◆ Exercise description:
Collect each line of the entries that holds the string "Early".

—————

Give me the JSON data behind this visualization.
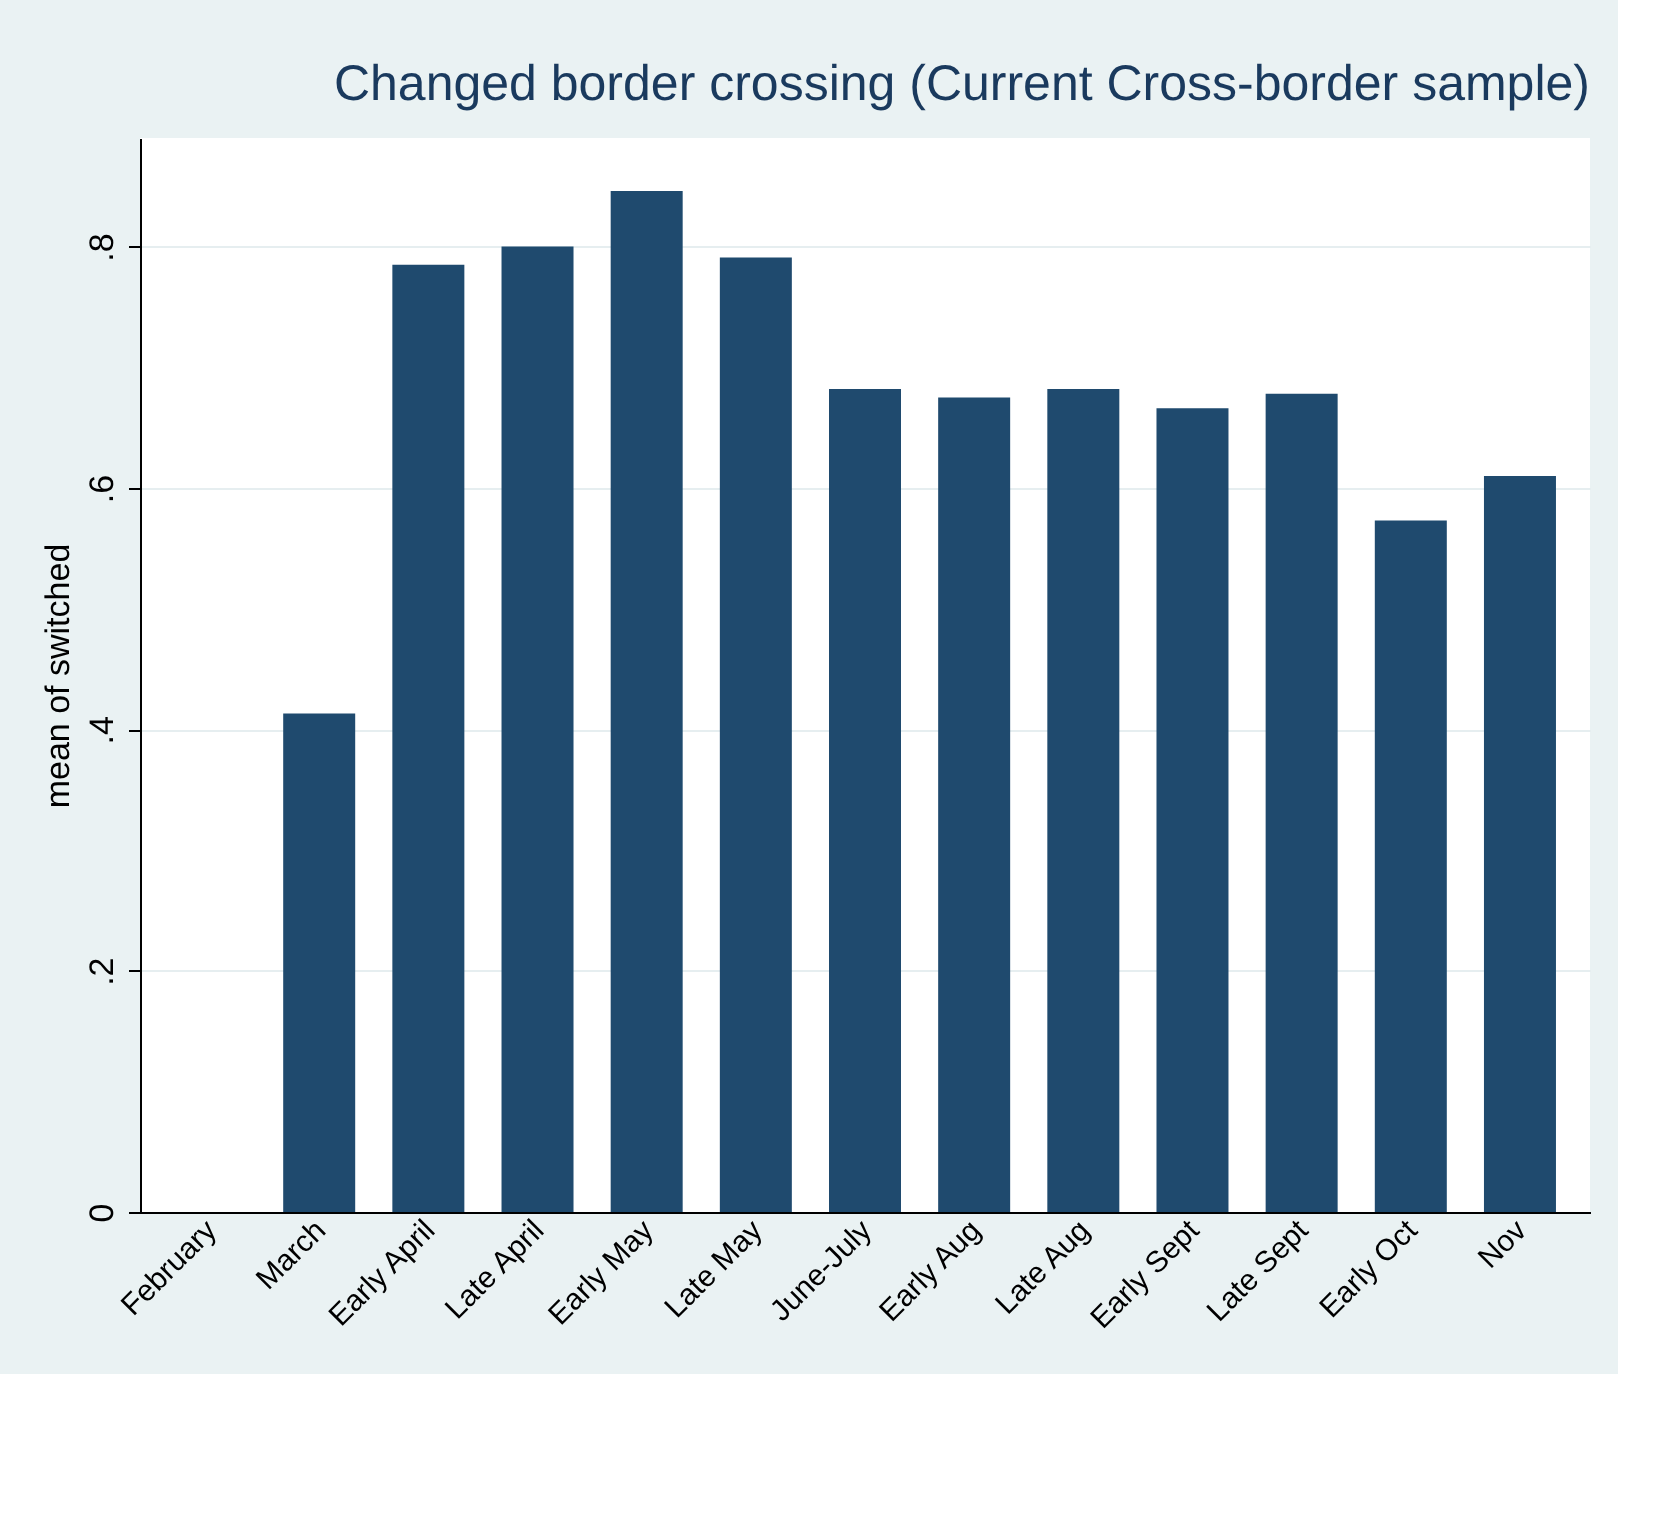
{
  "chart_data": {
    "type": "bar",
    "title": "Changed border crossing (Current Cross-border sample)",
    "ylabel": "mean of switched",
    "categories": [
      "February",
      "March",
      "Early April",
      "Late April",
      "Early May",
      "Late May",
      "June-July",
      "Early Aug",
      "Late Aug",
      "Early Sept",
      "Late Sept",
      "Early Oct",
      "Nov"
    ],
    "values": [
      0,
      0.413,
      0.785,
      0.8,
      0.846,
      0.791,
      0.682,
      0.675,
      0.682,
      0.666,
      0.678,
      0.573,
      0.61
    ],
    "color": "#1f4a6e",
    "ylim": [
      0,
      0.89
    ],
    "yticks": [
      {
        "value": 0,
        "label": "0"
      },
      {
        "value": 0.2,
        "label": ".2"
      },
      {
        "value": 0.4,
        "label": ".4"
      },
      {
        "value": 0.6,
        "label": ".6"
      },
      {
        "value": 0.8,
        "label": ".8"
      }
    ],
    "grid": "y"
  }
}
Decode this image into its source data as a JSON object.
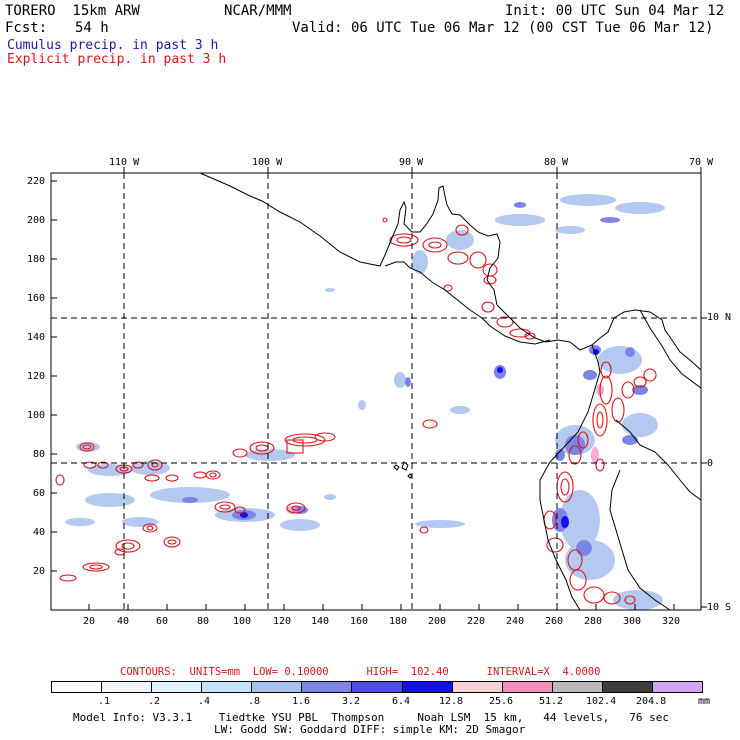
{
  "header": {
    "model_name": "TORERO  15km ARW",
    "org": "NCAR/MMM",
    "init": "Init: 00 UTC Sun 04 Mar 12",
    "fcst_label": "Fcst:",
    "fcst_value": "54 h",
    "valid": "Valid: 06 UTC Tue 06 Mar 12 (00 CST Tue 06 Mar 12)",
    "legend_cumulus": "Cumulus precip. in past 3 h",
    "legend_explicit": "Explicit precip. in past 3 h"
  },
  "map": {
    "lon_labels": [
      "110 W",
      "100 W",
      "90 W",
      "80 W",
      "70 W"
    ],
    "lat_labels": [
      "10 N",
      "0",
      "10 S"
    ],
    "y_ticks": [
      "220",
      "200",
      "180",
      "160",
      "140",
      "120",
      "100",
      "80",
      "60",
      "40",
      "20"
    ],
    "x_ticks": [
      "20",
      "40",
      "60",
      "80",
      "100",
      "120",
      "140",
      "160",
      "180",
      "200",
      "220",
      "240",
      "260",
      "280",
      "300",
      "320"
    ]
  },
  "contour_info": {
    "text": "CONTOURS:  UNITS=mm  LOW= 0.10000      HIGH=  102.40      INTERVAL=X  4.0000"
  },
  "scale": {
    "labels": [
      ".1",
      ".2",
      ".4",
      ".8",
      "1.6",
      "3.2",
      "6.4",
      "12.8",
      "25.6",
      "51.2",
      "102.4",
      "204.8"
    ],
    "unit": "mm",
    "colors": [
      "#ffffff",
      "#f0f8fe",
      "#e0f3fd",
      "#c6e4f7",
      "#a7c0ee",
      "#7d84e8",
      "#4c4ee2",
      "#1010e8",
      "#f8d2d6",
      "#f58dbf",
      "#b9b9b9",
      "#3e3e3e",
      "#d5a5f5"
    ]
  },
  "model_info": {
    "line1": "Model Info: V3.3.1    Tiedtke YSU PBL  Thompson     Noah LSM  15 km,   44 levels,   76 sec",
    "line2": "LW: Godd SW: Goddard DIFF: simple KM: 2D Smagor"
  }
}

—————

◆ Solution to this exercise:
      "Early April",
      "Early May",
      "Early Aug",
      "Early Sept",
      "Early Oct",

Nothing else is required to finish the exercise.